• TASK INSTRUCTIONS: All lines holding the string "matches" are to be shown.

┏━━

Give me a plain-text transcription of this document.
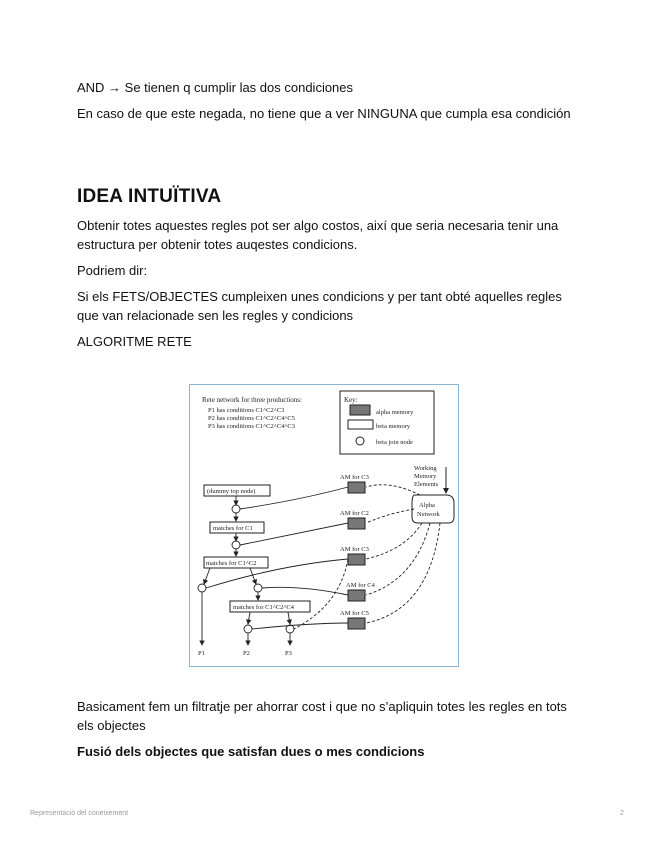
AND → Se tienen q cumplir las dos condiciones

En caso de que este negada, no tiene que a ver NINGUNA que cumpla esa condición

IDEA INTUÏTIVA

Obtenir totes aquestes regles pot ser algo costos, així que seria necesaria tenir una estructura per obtenir totes auqestes condicions.

Podriem dir:

Si els FETS/OBJECTES cumpleixen unes condicions y per tant obté aquelles regles que van relacionade sen les regles y condicions

ALGORITME RETE

Basicament fem un filtratje per ahorrar cost i que no s’apliquin totes les regles en tots els objectes

Fusió dels objectes que satisfan dues o mes condicions

Rete network for three productions:
P1 has conditions C1^C2^C3
P2 has conditions C1^C2^C4^C5
P3 has conditions C1^C2^C4^C3
Key:
alpha memory
beta memory
beta join node
Working
Memory
Elements
Alpha
Network
AM for C3
AM for C2
AM for C3
AM for C4
AM for C5
(dummy top node)
matches for C1
matches for C1^C2
matches for C1^C2^C4
P1	P2	P3
Representació del coneixement	2
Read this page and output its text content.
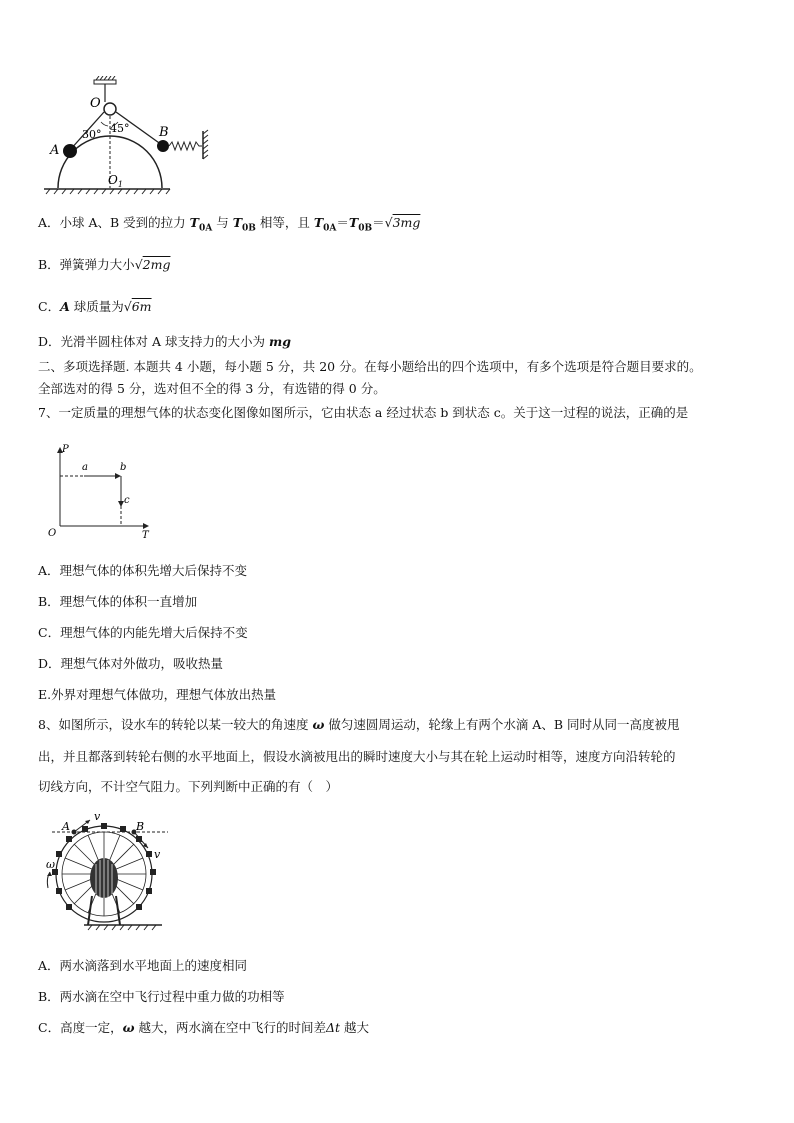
O
30° 45°
A
B
$O_1$
A．小球 A、B 受到的拉力 $T_{0A}$ 与 $T_{0B}$ 相等，且 $T_{0A}=T_{0B}=√3mg$
B．弹簧弹力大小√2mg
C．A 球质量为√6m
D．光滑半圆柱体对 A 球支持力的大小为 mg
二、多项选择题. 本题共 4 小题，每小题 5 分，共 20 分。在每小题给出的四个选项中，有多个选项是符合题目要求的。
全部选对的得 5 分，选对但不全的得 3 分，有选错的得 0 分。
7、一定质量的理想气体的状态变化图像如图所示，它由状态 a 经过状态 b 到状态 c。关于这一过程的说法，正确的是
P
T
O
a	b
c
A．理想气体的体积先增大后保持不变
B．理想气体的体积一直增加
C．理想气体的内能先增大后保持不变
D．理想气体对外做功，吸收热量
E.外界对理想气体做功，理想气体放出热量
8、如图所示，设水车的转轮以某一较大的角速度 ω 做匀速圆周运动，轮缘上有两个水滴 A、B 同时从同一高度被甩
出，并且都落到转轮右侧的水平地面上，假设水滴被甩出的瞬时速度大小与其在轮上运动时相等，速度方向沿转轮的
切线方向，不计空气阻力。下列判断中正确的有（　）
A	B
v
v
ω
A．两水滴落到水平地面上的速度相同
B．两水滴在空中飞行过程中重力做的功相等
C．高度一定，ω 越大，两水滴在空中飞行的时间差Δt 越大
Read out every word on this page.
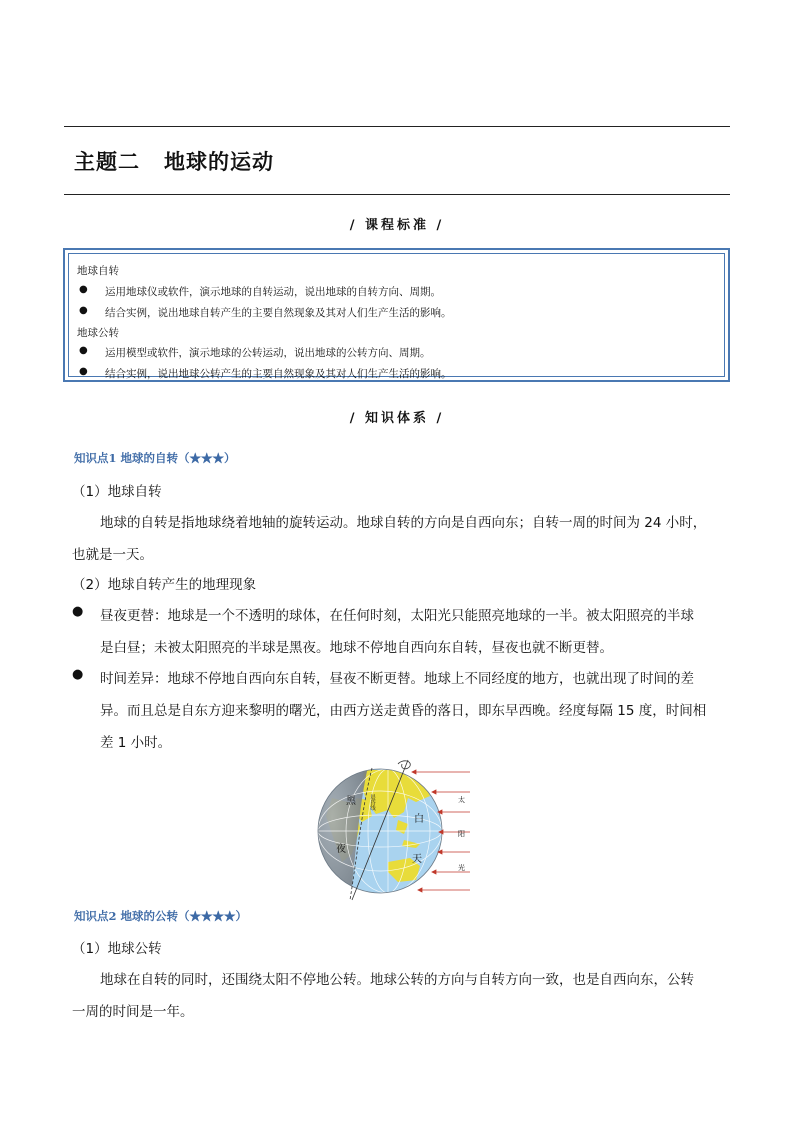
主题二 地球的运动
/ 课程标准 /
地球自转
● 运用地球仪或软件，演示地球的自转运动，说出地球的自转方向、周期。
● 结合实例，说出地球自转产生的主要自然现象及其对人们生产生活的影响。
地球公转
● 运用模型或软件，演示地球的公转运动，说出地球的公转方向、周期。
● 结合实例，说出地球公转产生的主要自然现象及其对人们生产生活的影响。
/ 知识体系 /
知识点1 地球的自转（★★★）
（1）地球自转
地球的自转是指地球绕着地轴的旋转运动。地球自转的方向是自西向东；自转一周的时间为 24 小时，
也就是一天。
（2）地球自转产生的地理现象
● 昼夜更替：地球是一个不透明的球体，在任何时刻，太阳光只能照亮地球的一半。被太阳照亮的半球
是白昼；未被太阳照亮的半球是黑夜。地球不停地自西向东自转，昼夜也就不断更替。
● 时间差异：地球不停地自西向东自转，昼夜不断更替。地球上不同经度的地方，也就出现了时间的差
异。而且总是自东方迎来黎明的曙光，由西方送走黄昏的落日，即东早西晚。经度每隔 15 度，时间相
差 1 小时。
晨昏线
黑
夜
白
天
太
阳
光
知识点2 地球的公转（★★★★）
（1）地球公转
地球在自转的同时，还围绕太阳不停地公转。地球公转的方向与自转方向一致，也是自西向东，公转
一周的时间是一年。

┗━━

• WRITTEN SOLUTION:
matches for C1
matches for C1^C2
matches for C1^C2^C4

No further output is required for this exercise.